**Written exercise:** Below are the entries; count the lines in them that contain the word "data" and give only the number.
------------------------------
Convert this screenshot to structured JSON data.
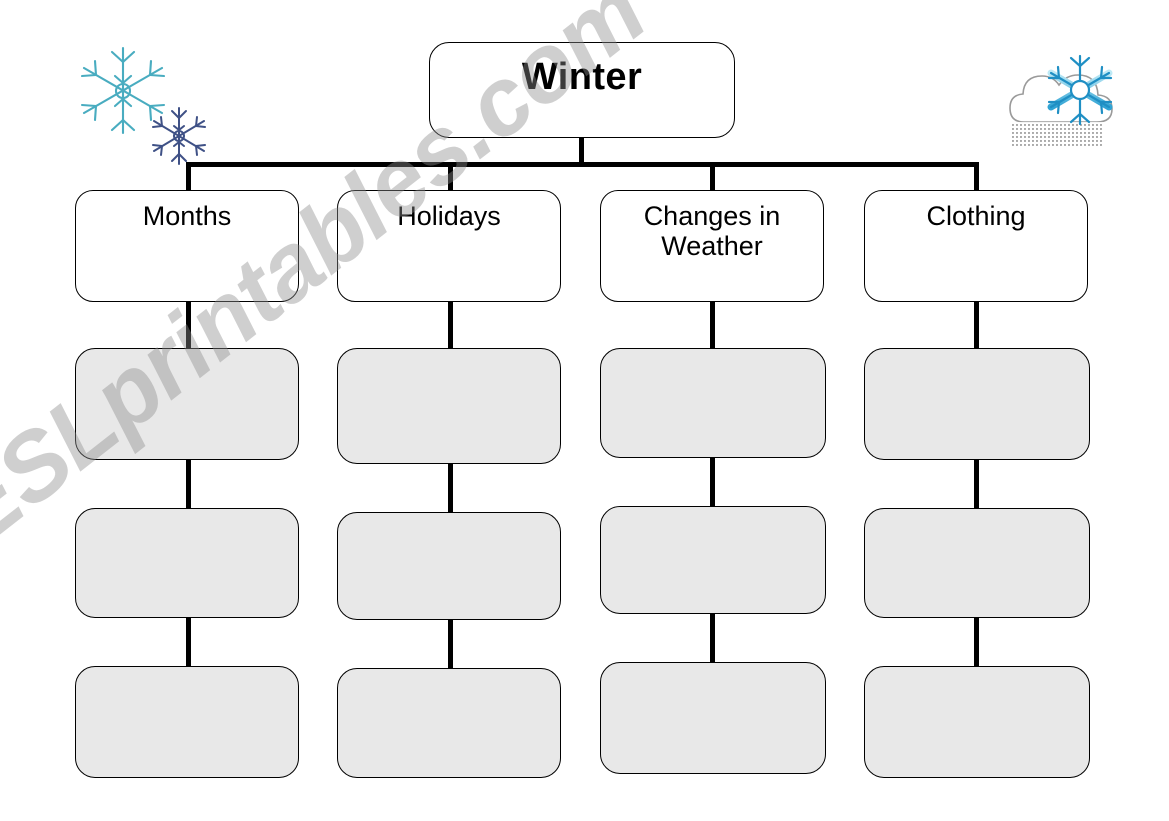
{
  "worksheet": {
    "title_box": {
      "label": "Winter"
    },
    "categories": [
      {
        "label": "Months"
      },
      {
        "label": "Holidays"
      },
      {
        "label": "Changes in\nWeather"
      },
      {
        "label": "Clothing"
      }
    ],
    "blank_rows": 3,
    "blank_cell_label": "",
    "decorations": [
      {
        "icon": "snowflake-icon",
        "color": "#2e9ab0"
      },
      {
        "icon": "snowflake-icon",
        "color": "#2b3f7a"
      },
      {
        "icon": "snow-cloud-icon",
        "color": "#29a8d8"
      }
    ]
  },
  "watermark": {
    "text": "ESLprintables.com"
  },
  "colors": {
    "blank_fill": "#e8e8e8",
    "line": "#000000",
    "page": "#ffffff",
    "snowflake_teal": "#2e9ab0",
    "snowflake_navy": "#2b3f7a",
    "snowflake_blue": "#29a8d8"
  }
}
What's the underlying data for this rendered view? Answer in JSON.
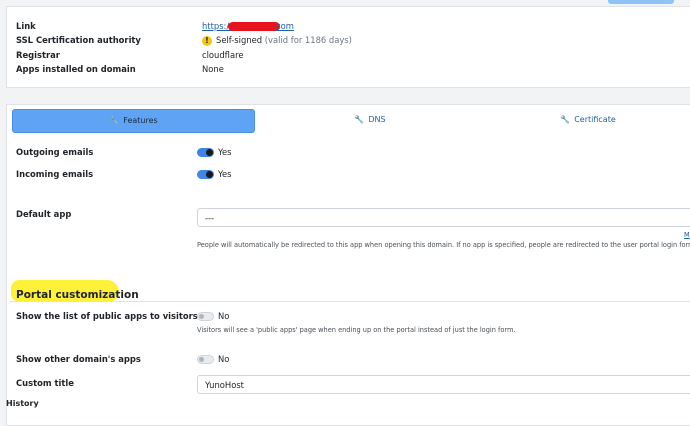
------------------------------
**Solution to the exercise:** 2